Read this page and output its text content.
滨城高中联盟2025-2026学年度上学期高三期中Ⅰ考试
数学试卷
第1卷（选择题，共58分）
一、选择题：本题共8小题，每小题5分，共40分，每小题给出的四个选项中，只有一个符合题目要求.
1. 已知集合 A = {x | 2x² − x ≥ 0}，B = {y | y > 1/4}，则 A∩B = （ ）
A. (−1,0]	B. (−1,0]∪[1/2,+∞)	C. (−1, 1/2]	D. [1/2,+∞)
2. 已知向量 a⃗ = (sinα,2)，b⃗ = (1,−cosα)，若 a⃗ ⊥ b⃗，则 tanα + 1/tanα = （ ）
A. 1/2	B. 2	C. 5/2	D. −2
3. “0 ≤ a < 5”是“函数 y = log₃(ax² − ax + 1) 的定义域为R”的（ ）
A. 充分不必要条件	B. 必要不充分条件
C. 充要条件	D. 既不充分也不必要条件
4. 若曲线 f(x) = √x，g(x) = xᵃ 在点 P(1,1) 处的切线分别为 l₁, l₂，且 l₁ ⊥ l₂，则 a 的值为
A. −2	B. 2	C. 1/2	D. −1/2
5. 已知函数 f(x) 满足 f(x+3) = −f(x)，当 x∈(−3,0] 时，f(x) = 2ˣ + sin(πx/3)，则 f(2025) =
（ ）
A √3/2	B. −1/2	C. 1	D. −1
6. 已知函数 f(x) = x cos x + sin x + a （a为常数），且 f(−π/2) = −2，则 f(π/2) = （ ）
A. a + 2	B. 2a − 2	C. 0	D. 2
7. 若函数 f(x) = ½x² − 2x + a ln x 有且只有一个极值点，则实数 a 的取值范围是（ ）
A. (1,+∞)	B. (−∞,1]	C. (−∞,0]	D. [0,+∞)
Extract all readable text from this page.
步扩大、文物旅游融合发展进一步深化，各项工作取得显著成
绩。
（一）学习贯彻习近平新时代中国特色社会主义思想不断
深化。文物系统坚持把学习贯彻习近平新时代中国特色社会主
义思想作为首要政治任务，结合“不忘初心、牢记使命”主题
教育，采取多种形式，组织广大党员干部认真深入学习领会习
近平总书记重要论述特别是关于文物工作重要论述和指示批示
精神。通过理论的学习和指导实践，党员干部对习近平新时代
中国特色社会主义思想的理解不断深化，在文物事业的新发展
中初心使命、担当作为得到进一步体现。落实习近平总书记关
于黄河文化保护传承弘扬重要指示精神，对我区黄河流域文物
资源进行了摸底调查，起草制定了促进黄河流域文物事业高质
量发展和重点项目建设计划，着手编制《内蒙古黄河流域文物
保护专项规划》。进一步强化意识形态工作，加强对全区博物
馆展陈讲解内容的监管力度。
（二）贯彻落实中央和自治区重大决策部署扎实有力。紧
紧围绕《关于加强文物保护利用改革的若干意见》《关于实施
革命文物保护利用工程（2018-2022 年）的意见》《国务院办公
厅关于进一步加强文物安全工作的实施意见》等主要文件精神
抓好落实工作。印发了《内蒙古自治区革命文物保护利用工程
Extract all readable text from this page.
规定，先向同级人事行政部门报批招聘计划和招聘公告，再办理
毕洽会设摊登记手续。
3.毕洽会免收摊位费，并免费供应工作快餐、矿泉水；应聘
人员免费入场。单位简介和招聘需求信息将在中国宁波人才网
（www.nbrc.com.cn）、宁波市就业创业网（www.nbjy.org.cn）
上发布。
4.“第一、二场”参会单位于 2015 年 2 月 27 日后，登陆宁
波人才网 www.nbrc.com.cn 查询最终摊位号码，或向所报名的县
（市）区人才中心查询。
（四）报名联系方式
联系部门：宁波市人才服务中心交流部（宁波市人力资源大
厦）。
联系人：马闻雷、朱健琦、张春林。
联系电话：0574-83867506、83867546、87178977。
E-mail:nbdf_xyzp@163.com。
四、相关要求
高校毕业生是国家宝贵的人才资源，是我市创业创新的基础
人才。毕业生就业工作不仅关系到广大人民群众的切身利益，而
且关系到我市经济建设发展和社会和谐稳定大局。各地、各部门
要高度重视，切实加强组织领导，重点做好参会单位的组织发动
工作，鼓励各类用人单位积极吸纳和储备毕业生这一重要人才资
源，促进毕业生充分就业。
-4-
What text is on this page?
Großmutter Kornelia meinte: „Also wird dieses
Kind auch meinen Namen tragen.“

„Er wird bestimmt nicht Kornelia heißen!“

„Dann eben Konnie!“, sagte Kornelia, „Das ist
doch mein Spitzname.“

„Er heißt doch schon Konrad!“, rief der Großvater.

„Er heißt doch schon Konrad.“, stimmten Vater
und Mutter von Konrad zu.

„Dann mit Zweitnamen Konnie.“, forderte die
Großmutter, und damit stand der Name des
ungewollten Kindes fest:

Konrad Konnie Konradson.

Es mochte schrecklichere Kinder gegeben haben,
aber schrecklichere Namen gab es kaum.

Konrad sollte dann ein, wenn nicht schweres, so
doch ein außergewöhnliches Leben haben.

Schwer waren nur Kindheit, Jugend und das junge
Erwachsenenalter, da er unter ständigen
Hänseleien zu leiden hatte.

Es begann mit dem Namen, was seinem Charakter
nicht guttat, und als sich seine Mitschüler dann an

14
=-=-=-=-=
§ WHAT IS BEING ASKED
Every record above must be duplicated exactly.

§ FINAL ANSWER
Read this page and output its text content.
滨城高中联盟2025-2026学年度上学期高三期中Ⅰ考试
数学试卷
第1卷（选择题，共58分）
一、选择题：本题共8小题，每小题5分，共40分，每小题给出的四个选项中，只有一个符合题目要求.
1. 已知集合 A = {x | 2x² − x ≥ 0}，B = {y | y > 1/4}，则 A∩B = （ ）
A. (−1,0]	B. (−1,0]∪[1/2,+∞)	C. (−1, 1/2]	D. [1/2,+∞)
2. 已知向量 a⃗ = (sinα,2)，b⃗ = (1,−cosα)，若 a⃗ ⊥ b⃗，则 tanα + 1/tanα = （ ）
A. 1/2	B. 2	C. 5/2	D. −2
3. “0 ≤ a < 5”是“函数 y = log₃(ax² − ax + 1) 的定义域为R”的（ ）
A. 充分不必要条件	B. 必要不充分条件
C. 充要条件	D. 既不充分也不必要条件
4. 若曲线 f(x) = √x，g(x) = xᵃ 在点 P(1,1) 处的切线分别为 l₁, l₂，且 l₁ ⊥ l₂，则 a 的值为
A. −2	B. 2	C. 1/2	D. −1/2
5. 已知函数 f(x) 满足 f(x+3) = −f(x)，当 x∈(−3,0] 时，f(x) = 2ˣ + sin(πx/3)，则 f(2025) =
（ ）
A √3/2	B. −1/2	C. 1	D. −1
6. 已知函数 f(x) = x cos x + sin x + a （a为常数），且 f(−π/2) = −2，则 f(π/2) = （ ）
A. a + 2	B. 2a − 2	C. 0	D. 2
7. 若函数 f(x) = ½x² − 2x + a ln x 有且只有一个极值点，则实数 a 的取值范围是（ ）
A. (1,+∞)	B. (−∞,1]	C. (−∞,0]	D. [0,+∞)
Extract all readable text from this page.
步扩大、文物旅游融合发展进一步深化，各项工作取得显著成
绩。
（一）学习贯彻习近平新时代中国特色社会主义思想不断
深化。文物系统坚持把学习贯彻习近平新时代中国特色社会主
义思想作为首要政治任务，结合“不忘初心、牢记使命”主题
教育，采取多种形式，组织广大党员干部认真深入学习领会习
近平总书记重要论述特别是关于文物工作重要论述和指示批示
精神。通过理论的学习和指导实践，党员干部对习近平新时代
中国特色社会主义思想的理解不断深化，在文物事业的新发展
中初心使命、担当作为得到进一步体现。落实习近平总书记关
于黄河文化保护传承弘扬重要指示精神，对我区黄河流域文物
资源进行了摸底调查，起草制定了促进黄河流域文物事业高质
量发展和重点项目建设计划，着手编制《内蒙古黄河流域文物
保护专项规划》。进一步强化意识形态工作，加强对全区博物
馆展陈讲解内容的监管力度。
（二）贯彻落实中央和自治区重大决策部署扎实有力。紧
紧围绕《关于加强文物保护利用改革的若干意见》《关于实施
革命文物保护利用工程（2018-2022 年）的意见》《国务院办公
厅关于进一步加强文物安全工作的实施意见》等主要文件精神
抓好落实工作。印发了《内蒙古自治区革命文物保护利用工程
Extract all readable text from this page.
规定，先向同级人事行政部门报批招聘计划和招聘公告，再办理
毕洽会设摊登记手续。
3.毕洽会免收摊位费，并免费供应工作快餐、矿泉水；应聘
人员免费入场。单位简介和招聘需求信息将在中国宁波人才网
（www.nbrc.com.cn）、宁波市就业创业网（www.nbjy.org.cn）
上发布。
4.“第一、二场”参会单位于 2015 年 2 月 27 日后，登陆宁
波人才网 www.nbrc.com.cn 查询最终摊位号码，或向所报名的县
（市）区人才中心查询。
（四）报名联系方式
联系部门：宁波市人才服务中心交流部（宁波市人力资源大
厦）。
联系人：马闻雷、朱健琦、张春林。
联系电话：0574-83867506、83867546、87178977。
E-mail:nbdf_xyzp@163.com。
四、相关要求
高校毕业生是国家宝贵的人才资源，是我市创业创新的基础
人才。毕业生就业工作不仅关系到广大人民群众的切身利益，而
且关系到我市经济建设发展和社会和谐稳定大局。各地、各部门
要高度重视，切实加强组织领导，重点做好参会单位的组织发动
工作，鼓励各类用人单位积极吸纳和储备毕业生这一重要人才资
源，促进毕业生充分就业。
-4-
What text is on this page?
Großmutter Kornelia meinte: „Also wird dieses
Kind auch meinen Namen tragen.“

„Er wird bestimmt nicht Kornelia heißen!“

„Dann eben Konnie!“, sagte Kornelia, „Das ist
doch mein Spitzname.“

„Er heißt doch schon Konrad!“, rief der Großvater.

„Er heißt doch schon Konrad.“, stimmten Vater
und Mutter von Konrad zu.

„Dann mit Zweitnamen Konnie.“, forderte die
Großmutter, und damit stand der Name des
ungewollten Kindes fest:

Konrad Konnie Konradson.

Es mochte schrecklichere Kinder gegeben haben,
aber schrecklichere Namen gab es kaum.

Konrad sollte dann ein, wenn nicht schweres, so
doch ein außergewöhnliches Leben haben.

Schwer waren nur Kindheit, Jugend und das junge
Erwachsenenalter, da er unter ständigen
Hänseleien zu leiden hatte.

Es begann mit dem Namen, was seinem Charakter
nicht guttat, und als sich seine Mitschüler dann an

14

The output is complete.